**REQUIREMENTS**. Below are the records; reproduce all of them exactly but without any images.

(Dataset excerpt)
⁂

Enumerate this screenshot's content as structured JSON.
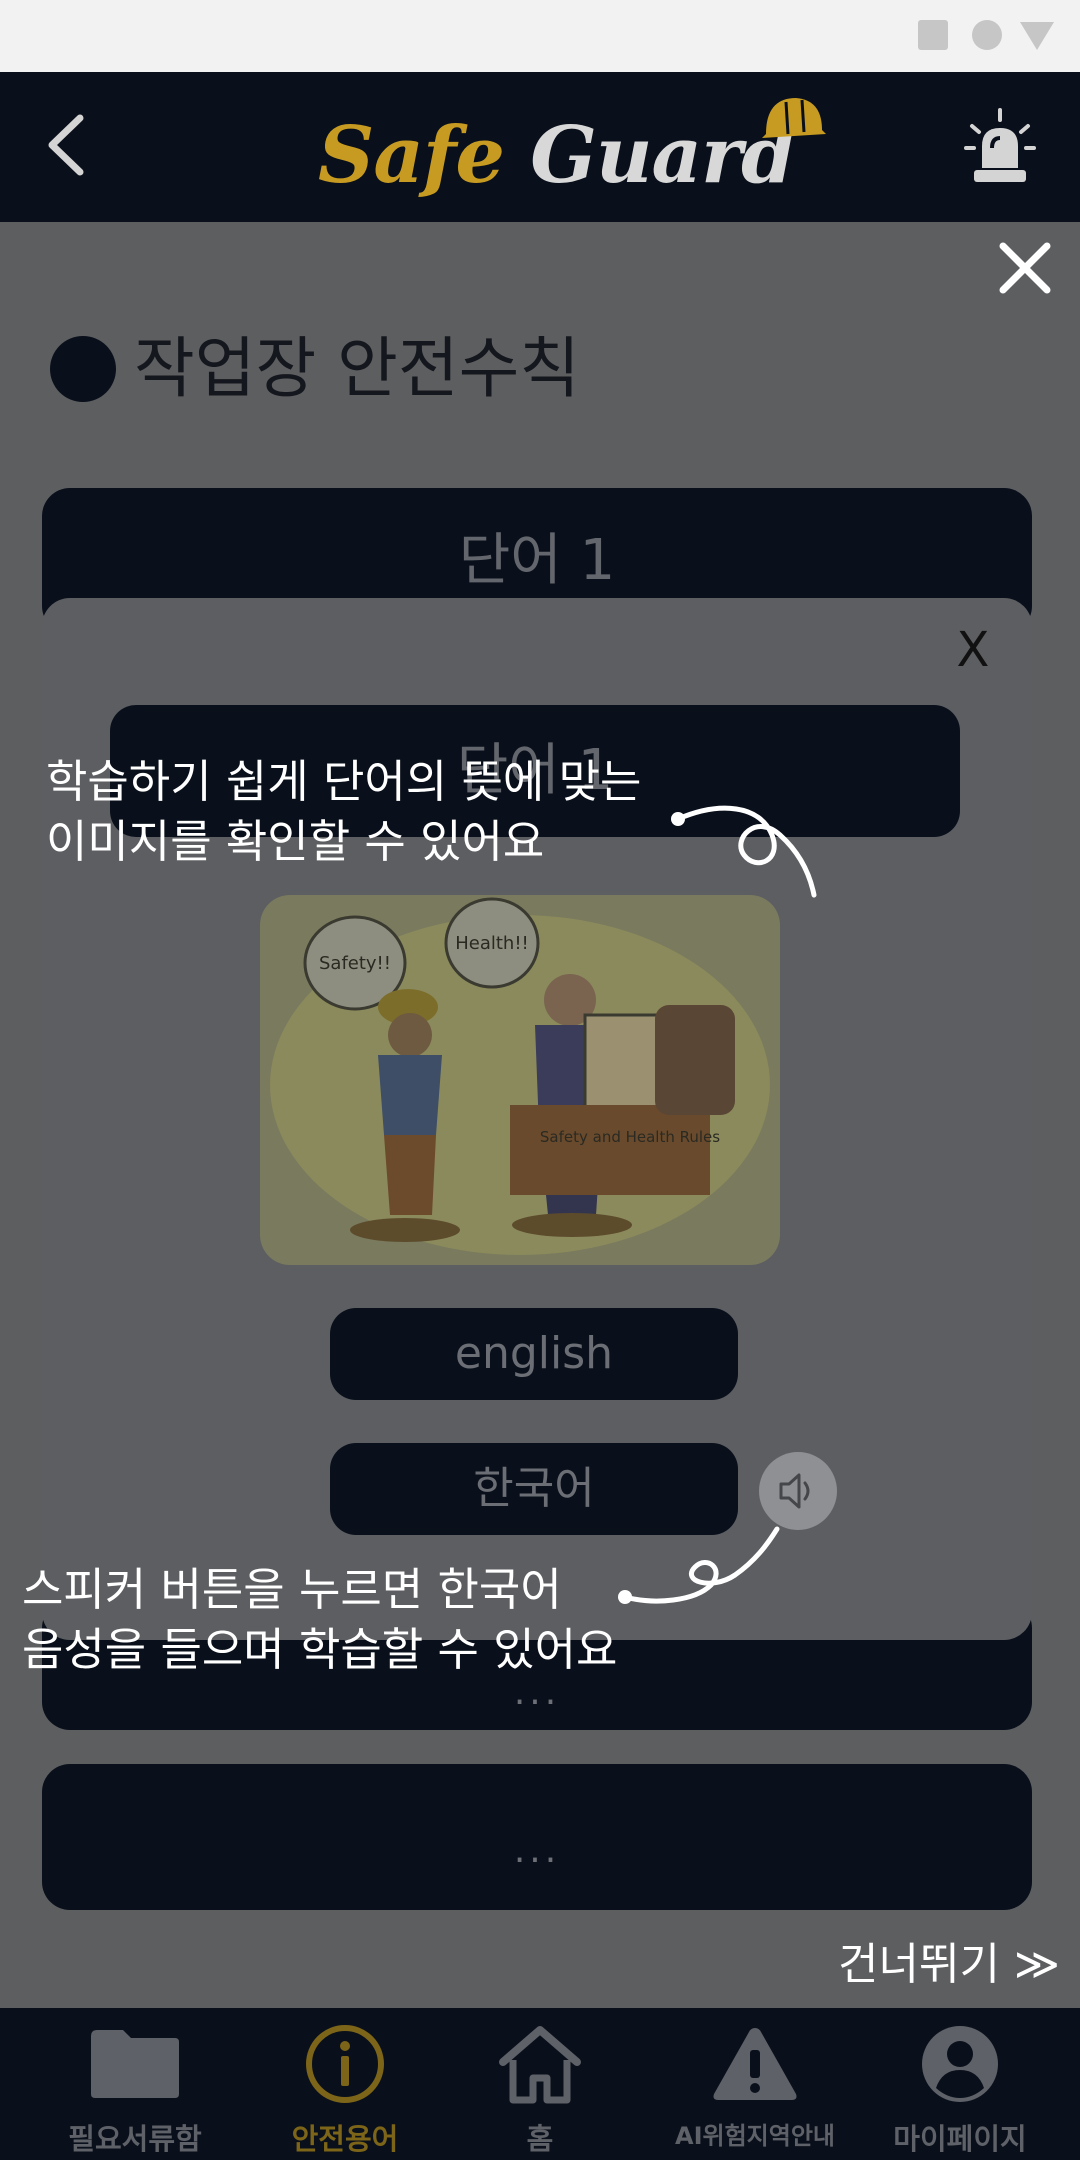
{
  "header": {
    "logo_part1": "Safe",
    "logo_part2": "Guard",
    "back_icon": "chevron-left-icon",
    "alarm_icon": "siren-icon"
  },
  "page": {
    "title": "작업장 안전수칙",
    "cards": [
      {
        "label": "단어 1"
      },
      {
        "label": "..."
      },
      {
        "label": "..."
      }
    ]
  },
  "modal": {
    "close_label": "X",
    "word_label": "단어 1",
    "illustration_texts": [
      "Safety!!",
      "Health!!",
      "Safety and Health Rules"
    ],
    "english_label": "english",
    "korean_label": "한국어",
    "speaker_icon": "speaker-icon"
  },
  "overlay": {
    "hint_top_line1": "학습하기 쉽게 단어의 뜻에 맞는",
    "hint_top_line2": "이미지를 확인할 수 있어요",
    "hint_bottom_line1": "스피커 버튼을 누르면 한국어",
    "hint_bottom_line2": "음성을 들으며 학습할 수 있어요",
    "skip_label": "건너뛰기 ≫",
    "close_icon": "close-icon"
  },
  "nav": {
    "items": [
      {
        "label": "필요서류함",
        "icon": "folder-icon",
        "active": false
      },
      {
        "label": "안전용어",
        "icon": "info-icon",
        "active": true
      },
      {
        "label": "홈",
        "icon": "home-icon",
        "active": false
      },
      {
        "label": "AI위험지역안내",
        "icon": "warning-icon",
        "active": false
      },
      {
        "label": "마이페이지",
        "icon": "user-icon",
        "active": false
      }
    ]
  },
  "colors": {
    "header_bg": "#0a101b",
    "accent_gold": "#c79b22",
    "dim_bg": "#5d5e60"
  }
}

⁂

**TASK RESPONSE**.
Enumerate this screenshot's content as structured JSON.
{
  "header": {
    "logo_part1": "Safe",
    "logo_part2": "Guard",
    "back_icon": "chevron-left-icon",
    "alarm_icon": "siren-icon"
  },
  "page": {
    "title": "작업장 안전수칙",
    "cards": [
      {
        "label": "단어 1"
      },
      {
        "label": "..."
      },
      {
        "label": "..."
      }
    ]
  },
  "modal": {
    "close_label": "X",
    "word_label": "단어 1",
    "illustration_texts": [
      "Safety!!",
      "Health!!",
      "Safety and Health Rules"
    ],
    "english_label": "english",
    "korean_label": "한국어",
    "speaker_icon": "speaker-icon"
  },
  "overlay": {
    "hint_top_line1": "학습하기 쉽게 단어의 뜻에 맞는",
    "hint_top_line2": "이미지를 확인할 수 있어요",
    "hint_bottom_line1": "스피커 버튼을 누르면 한국어",
    "hint_bottom_line2": "음성을 들으며 학습할 수 있어요",
    "skip_label": "건너뛰기 ≫",
    "close_icon": "close-icon"
  },
  "nav": {
    "items": [
      {
        "label": "필요서류함",
        "icon": "folder-icon",
        "active": false
      },
      {
        "label": "안전용어",
        "icon": "info-icon",
        "active": true
      },
      {
        "label": "홈",
        "icon": "home-icon",
        "active": false
      },
      {
        "label": "AI위험지역안내",
        "icon": "warning-icon",
        "active": false
      },
      {
        "label": "마이페이지",
        "icon": "user-icon",
        "active": false
      }
    ]
  },
  "colors": {
    "header_bg": "#0a101b",
    "accent_gold": "#c79b22",
    "dim_bg": "#5d5e60"
  }
}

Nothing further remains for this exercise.